Copy out all of the data below verbatim, omitting the pictures.

START Data for this exercise

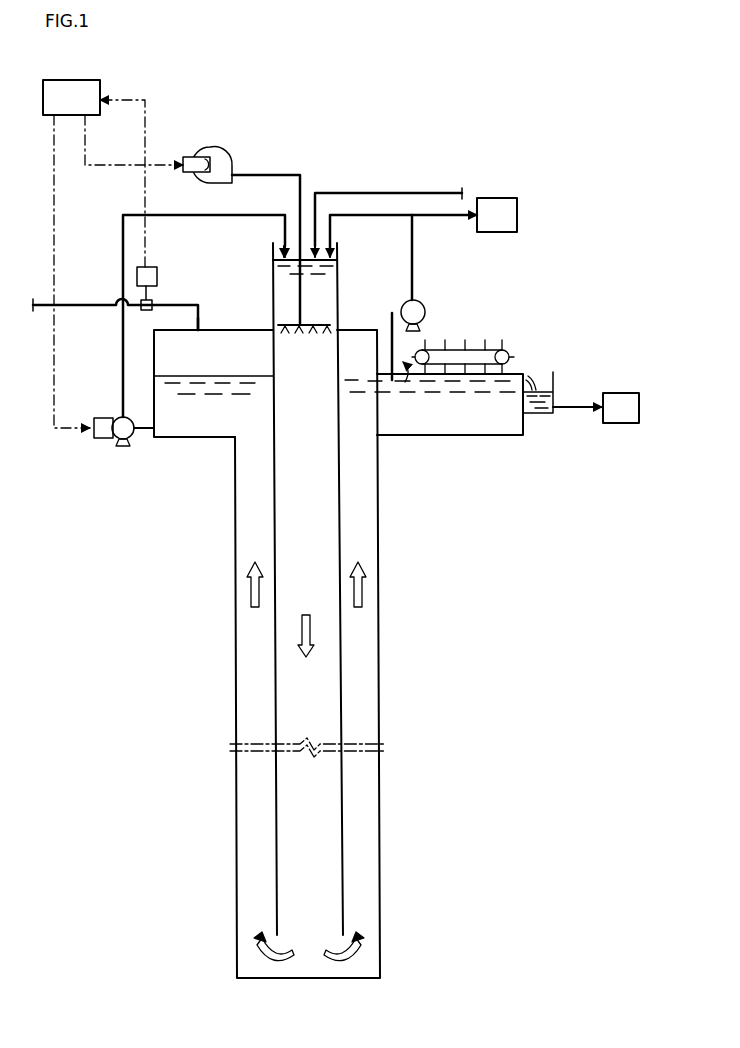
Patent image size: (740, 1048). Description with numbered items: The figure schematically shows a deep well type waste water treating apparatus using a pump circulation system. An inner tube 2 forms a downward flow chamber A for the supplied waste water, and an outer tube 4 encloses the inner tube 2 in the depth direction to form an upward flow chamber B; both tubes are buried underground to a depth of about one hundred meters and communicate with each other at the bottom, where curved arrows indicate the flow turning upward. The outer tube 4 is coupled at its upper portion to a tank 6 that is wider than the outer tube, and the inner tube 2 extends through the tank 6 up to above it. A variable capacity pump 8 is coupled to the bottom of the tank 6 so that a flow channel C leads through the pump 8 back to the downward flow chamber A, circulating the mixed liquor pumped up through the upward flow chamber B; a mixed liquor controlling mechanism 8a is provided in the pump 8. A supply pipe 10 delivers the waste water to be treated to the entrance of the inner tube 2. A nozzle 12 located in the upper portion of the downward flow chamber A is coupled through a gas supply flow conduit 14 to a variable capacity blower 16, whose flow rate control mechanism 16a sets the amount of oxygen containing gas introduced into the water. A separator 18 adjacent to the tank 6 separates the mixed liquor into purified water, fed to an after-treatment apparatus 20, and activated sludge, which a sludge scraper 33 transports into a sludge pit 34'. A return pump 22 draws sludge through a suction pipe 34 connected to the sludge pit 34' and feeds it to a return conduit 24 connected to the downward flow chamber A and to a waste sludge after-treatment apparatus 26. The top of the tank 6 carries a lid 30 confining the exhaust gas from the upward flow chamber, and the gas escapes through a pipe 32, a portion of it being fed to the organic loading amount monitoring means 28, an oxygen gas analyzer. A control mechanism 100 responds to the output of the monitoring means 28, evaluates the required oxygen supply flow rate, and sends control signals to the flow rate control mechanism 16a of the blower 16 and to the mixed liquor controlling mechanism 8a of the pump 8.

The control mechanism 100 is at (100, 85).
The flow rate control mechanism 16a is at (190, 157).
The variable capacity blower 16 is at (225, 150).
The gas supply flow conduit 14 is at (278, 176).
The supply pipe 10 is at (380, 190).
The waste sludge after-treatment apparatus 26 is at (517, 213).
The return conduit 24 is at (375, 218).
The flow channel C is at (213, 219).
The organic loading amount monitoring means 28 is at (137, 272).
The pipe 32 is at (187, 303).
The lid 30 is at (212, 329).
The nozzle 12 is at (284, 322).
The return pump 22 is at (426, 308).
The suction pipe 34 is at (433, 346).
The sludge scraper 33 is at (508, 345).
The tank 6 is at (150, 368).
The sludge pit 34' is at (410, 388).
The after-treatment apparatus 20 is at (620, 423).
The mixed liquor controlling mechanism 8a is at (103, 440).
The pump 8 is at (128, 440).
The separator 18 is at (458, 437).
The upward flow chamber B is at (249, 589).
The downward flow chamber A is at (313, 633).
The outer tube 4 is at (378, 672).
The inner tube 2 is at (343, 818).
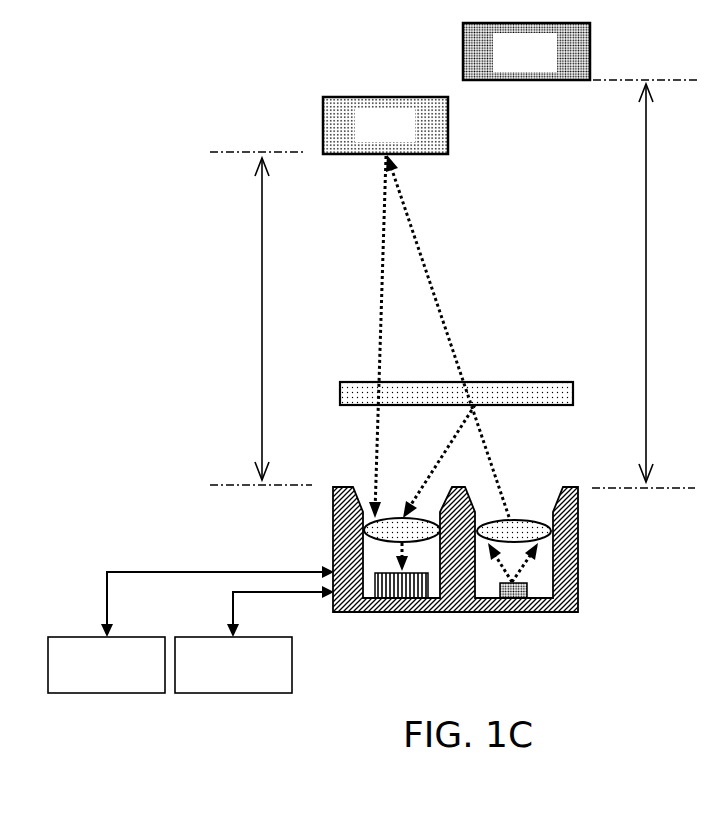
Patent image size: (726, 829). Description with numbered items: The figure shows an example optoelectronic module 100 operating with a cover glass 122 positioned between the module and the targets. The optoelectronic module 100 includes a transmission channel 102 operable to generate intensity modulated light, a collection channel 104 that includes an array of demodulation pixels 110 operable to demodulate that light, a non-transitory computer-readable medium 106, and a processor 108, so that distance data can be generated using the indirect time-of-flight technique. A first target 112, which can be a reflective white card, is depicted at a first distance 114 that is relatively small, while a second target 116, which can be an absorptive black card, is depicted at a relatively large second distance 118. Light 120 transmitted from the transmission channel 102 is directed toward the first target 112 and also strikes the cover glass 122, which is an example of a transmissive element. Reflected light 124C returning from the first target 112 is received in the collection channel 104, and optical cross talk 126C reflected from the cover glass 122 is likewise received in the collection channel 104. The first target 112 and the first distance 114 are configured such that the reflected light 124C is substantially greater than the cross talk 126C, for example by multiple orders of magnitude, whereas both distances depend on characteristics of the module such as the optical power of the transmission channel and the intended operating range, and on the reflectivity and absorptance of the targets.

The optoelectronic module 100 is at (337, 620).
The transmission channel 102 is at (534, 489).
The collection channel 104 is at (366, 462).
The non-transitory computer-readable medium 106 is at (191, 629).
The processor 108 is at (254, 639).
The array of demodulation pixels 110 is at (387, 576).
The first target 112 is at (385, 125).
The first distance 114 is at (262, 316).
The second target 116 is at (526, 51).
The second distance 118 is at (646, 270).
The light 120 is at (488, 448).
The cover glass 122 is at (555, 395).
The reflected light 124C is at (378, 326).
The optical cross talk 126C is at (449, 448).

END Data for this exercise

[Written solution]:
Patent image size: (740, 1048). Description with numbered items: The figure schematically shows a deep well type waste water treating apparatus using a pump circulation system. An inner tube 2 forms a downward flow chamber A for the supplied waste water, and an outer tube 4 encloses the inner tube 2 in the depth direction to form an upward flow chamber B; both tubes are buried underground to a depth of about one hundred meters and communicate with each other at the bottom, where curved arrows indicate the flow turning upward. The outer tube 4 is coupled at its upper portion to a tank 6 that is wider than the outer tube, and the inner tube 2 extends through the tank 6 up to above it. A variable capacity pump 8 is coupled to the bottom of the tank 6 so that a flow channel C leads through the pump 8 back to the downward flow chamber A, circulating the mixed liquor pumped up through the upward flow chamber B; a mixed liquor controlling mechanism 8a is provided in the pump 8. A supply pipe 10 delivers the waste water to be treated to the entrance of the inner tube 2. A nozzle 12 located in the upper portion of the downward flow chamber A is coupled through a gas supply flow conduit 14 to a variable capacity blower 16, whose flow rate control mechanism 16a sets the amount of oxygen containing gas introduced into the water. A separator 18 adjacent to the tank 6 separates the mixed liquor into purified water, fed to an after-treatment apparatus 20, and activated sludge, which a sludge scraper 33 transports into a sludge pit 34'. A return pump 22 draws sludge through a suction pipe 34 connected to the sludge pit 34' and feeds it to a return conduit 24 connected to the downward flow chamber A and to a waste sludge after-treatment apparatus 26. The top of the tank 6 carries a lid 30 confining the exhaust gas from the upward flow chamber, and the gas escapes through a pipe 32, a portion of it being fed to the organic loading amount monitoring means 28, an oxygen gas analyzer. A control mechanism 100 responds to the output of the monitoring means 28, evaluates the required oxygen supply flow rate, and sends control signals to the flow rate control mechanism 16a of the blower 16 and to the mixed liquor controlling mechanism 8a of the pump 8.

The control mechanism 100 is at (100, 85).
The flow rate control mechanism 16a is at (190, 157).
The variable capacity blower 16 is at (225, 150).
The gas supply flow conduit 14 is at (278, 176).
The supply pipe 10 is at (380, 190).
The waste sludge after-treatment apparatus 26 is at (517, 213).
The return conduit 24 is at (375, 218).
The flow channel C is at (213, 219).
The organic loading amount monitoring means 28 is at (137, 272).
The pipe 32 is at (187, 303).
The lid 30 is at (212, 329).
The nozzle 12 is at (284, 322).
The return pump 22 is at (426, 308).
The suction pipe 34 is at (433, 346).
The sludge scraper 33 is at (508, 345).
The tank 6 is at (150, 368).
The sludge pit 34' is at (410, 388).
The after-treatment apparatus 20 is at (620, 423).
The mixed liquor controlling mechanism 8a is at (103, 440).
The pump 8 is at (128, 440).
The separator 18 is at (458, 437).
The upward flow chamber B is at (249, 589).
The downward flow chamber A is at (313, 633).
The outer tube 4 is at (378, 672).
The inner tube 2 is at (343, 818).
Patent image size: (726, 829). Description with numbered items: The figure shows an example optoelectronic module 100 operating with a cover glass 122 positioned between the module and the targets. The optoelectronic module 100 includes a transmission channel 102 operable to generate intensity modulated light, a collection channel 104 that includes an array of demodulation pixels 110 operable to demodulate that light, a non-transitory computer-readable medium 106, and a processor 108, so that distance data can be generated using the indirect time-of-flight technique. A first target 112, which can be a reflective white card, is depicted at a first distance 114 that is relatively small, while a second target 116, which can be an absorptive black card, is depicted at a relatively large second distance 118. Light 120 transmitted from the transmission channel 102 is directed toward the first target 112 and also strikes the cover glass 122, which is an example of a transmissive element. Reflected light 124C returning from the first target 112 is received in the collection channel 104, and optical cross talk 126C reflected from the cover glass 122 is likewise received in the collection channel 104. The first target 112 and the first distance 114 are configured such that the reflected light 124C is substantially greater than the cross talk 126C, for example by multiple orders of magnitude, whereas both distances depend on characteristics of the module such as the optical power of the transmission channel and the intended operating range, and on the reflectivity and absorptance of the targets.

The optoelectronic module 100 is at (337, 620).
The transmission channel 102 is at (534, 489).
The collection channel 104 is at (366, 462).
The non-transitory computer-readable medium 106 is at (191, 629).
The processor 108 is at (254, 639).
The array of demodulation pixels 110 is at (387, 576).
The first target 112 is at (385, 125).
The first distance 114 is at (262, 316).
The second target 116 is at (526, 51).
The second distance 118 is at (646, 270).
The light 120 is at (488, 448).
The cover glass 122 is at (555, 395).
The reflected light 124C is at (378, 326).
The optical cross talk 126C is at (449, 448).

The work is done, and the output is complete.